--- begin MATERIALS PROVIDED ---

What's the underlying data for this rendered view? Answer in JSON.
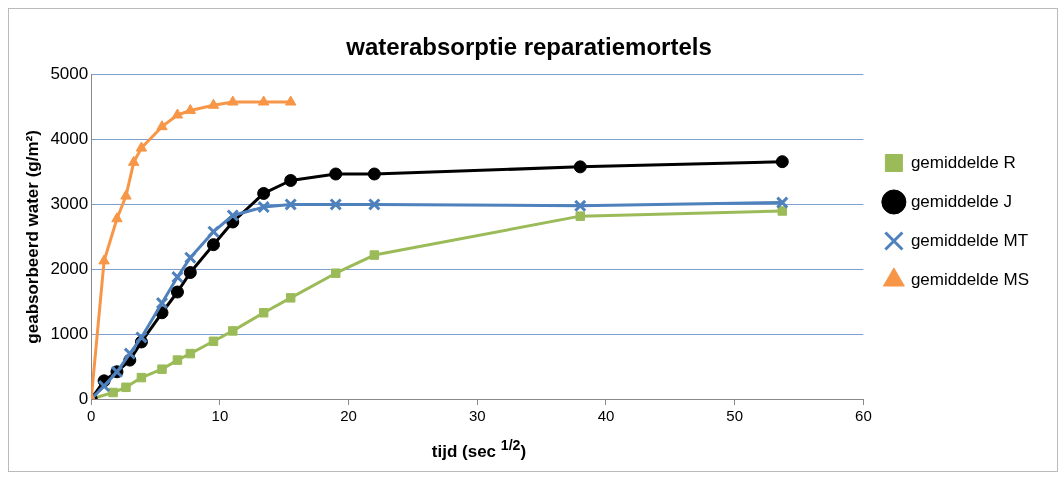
{
  "chart_data": {
    "type": "line",
    "title": "waterabsorptie reparatiemortels",
    "xlabel": "tijd (sec $^{1/2}$)",
    "ylabel": "geabsorbeerd water (g/m²)",
    "xlim": [
      0,
      60
    ],
    "xticks": [
      0,
      10,
      20,
      30,
      40,
      50,
      60
    ],
    "ylim": [
      0,
      5000
    ],
    "yticks": [
      0,
      1000,
      2000,
      3000,
      4000,
      5000
    ],
    "grid": "y",
    "legend": "right",
    "line_style": "solid",
    "series": [
      {
        "name": "gemiddelde R",
        "color": "#9bbb59",
        "marker": "square",
        "x": [
          0,
          1.7,
          2.7,
          3.9,
          5.5,
          6.7,
          7.7,
          9.5,
          11,
          13.4,
          15.5,
          19,
          22,
          38,
          53.7
        ],
        "values": [
          0,
          100,
          180,
          330,
          460,
          600,
          700,
          890,
          1050,
          1330,
          1560,
          1940,
          2220,
          2820,
          2900
        ]
      },
      {
        "name": "gemiddelde J",
        "color": "#000000",
        "marker": "circle",
        "x": [
          0,
          1,
          2,
          3,
          3.9,
          5.5,
          6.7,
          7.7,
          9.5,
          11,
          13.4,
          15.5,
          19,
          22,
          38,
          53.7
        ],
        "values": [
          0,
          280,
          420,
          600,
          880,
          1330,
          1650,
          1950,
          2380,
          2730,
          3170,
          3370,
          3470,
          3470,
          3580,
          3660
        ]
      },
      {
        "name": "gemiddelde MT",
        "color": "#4f81bd",
        "marker": "cross",
        "x": [
          0,
          1,
          2,
          3,
          3.9,
          5.5,
          6.7,
          7.7,
          9.5,
          11,
          13.4,
          15.5,
          19,
          22,
          38,
          53.7
        ],
        "values": [
          0,
          200,
          420,
          700,
          950,
          1480,
          1880,
          2180,
          2580,
          2830,
          2960,
          3000,
          3000,
          3000,
          2980,
          3030
        ]
      },
      {
        "name": "gemiddelde MS",
        "color": "#f79646",
        "marker": "triangle",
        "x": [
          0,
          1,
          2,
          2.7,
          3.3,
          3.9,
          5.5,
          6.7,
          7.7,
          9.5,
          11,
          13.4,
          15.5
        ],
        "values": [
          0,
          2130,
          2780,
          3130,
          3650,
          3870,
          4200,
          4380,
          4450,
          4530,
          4580,
          4580,
          4580
        ]
      }
    ]
  }
}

--- end MATERIALS PROVIDED ---

(EXERCISE REQUIREMENTS): Each record above must be returned exactly as written, with its pictures omitted.

(TASK RESULT):
What's the underlying data for this rendered view? Answer in JSON.
{
  "chart_data": {
    "type": "line",
    "title": "waterabsorptie reparatiemortels",
    "xlabel": "tijd (sec $^{1/2}$)",
    "ylabel": "geabsorbeerd water (g/m²)",
    "xlim": [
      0,
      60
    ],
    "xticks": [
      0,
      10,
      20,
      30,
      40,
      50,
      60
    ],
    "ylim": [
      0,
      5000
    ],
    "yticks": [
      0,
      1000,
      2000,
      3000,
      4000,
      5000
    ],
    "grid": "y",
    "legend": "right",
    "line_style": "solid",
    "series": [
      {
        "name": "gemiddelde R",
        "color": "#9bbb59",
        "marker": "square",
        "x": [
          0,
          1.7,
          2.7,
          3.9,
          5.5,
          6.7,
          7.7,
          9.5,
          11,
          13.4,
          15.5,
          19,
          22,
          38,
          53.7
        ],
        "values": [
          0,
          100,
          180,
          330,
          460,
          600,
          700,
          890,
          1050,
          1330,
          1560,
          1940,
          2220,
          2820,
          2900
        ]
      },
      {
        "name": "gemiddelde J",
        "color": "#000000",
        "marker": "circle",
        "x": [
          0,
          1,
          2,
          3,
          3.9,
          5.5,
          6.7,
          7.7,
          9.5,
          11,
          13.4,
          15.5,
          19,
          22,
          38,
          53.7
        ],
        "values": [
          0,
          280,
          420,
          600,
          880,
          1330,
          1650,
          1950,
          2380,
          2730,
          3170,
          3370,
          3470,
          3470,
          3580,
          3660
        ]
      },
      {
        "name": "gemiddelde MT",
        "color": "#4f81bd",
        "marker": "cross",
        "x": [
          0,
          1,
          2,
          3,
          3.9,
          5.5,
          6.7,
          7.7,
          9.5,
          11,
          13.4,
          15.5,
          19,
          22,
          38,
          53.7
        ],
        "values": [
          0,
          200,
          420,
          700,
          950,
          1480,
          1880,
          2180,
          2580,
          2830,
          2960,
          3000,
          3000,
          3000,
          2980,
          3030
        ]
      },
      {
        "name": "gemiddelde MS",
        "color": "#f79646",
        "marker": "triangle",
        "x": [
          0,
          1,
          2,
          2.7,
          3.3,
          3.9,
          5.5,
          6.7,
          7.7,
          9.5,
          11,
          13.4,
          15.5
        ],
        "values": [
          0,
          2130,
          2780,
          3130,
          3650,
          3870,
          4200,
          4380,
          4450,
          4530,
          4580,
          4580,
          4580
        ]
      }
    ]
  }
}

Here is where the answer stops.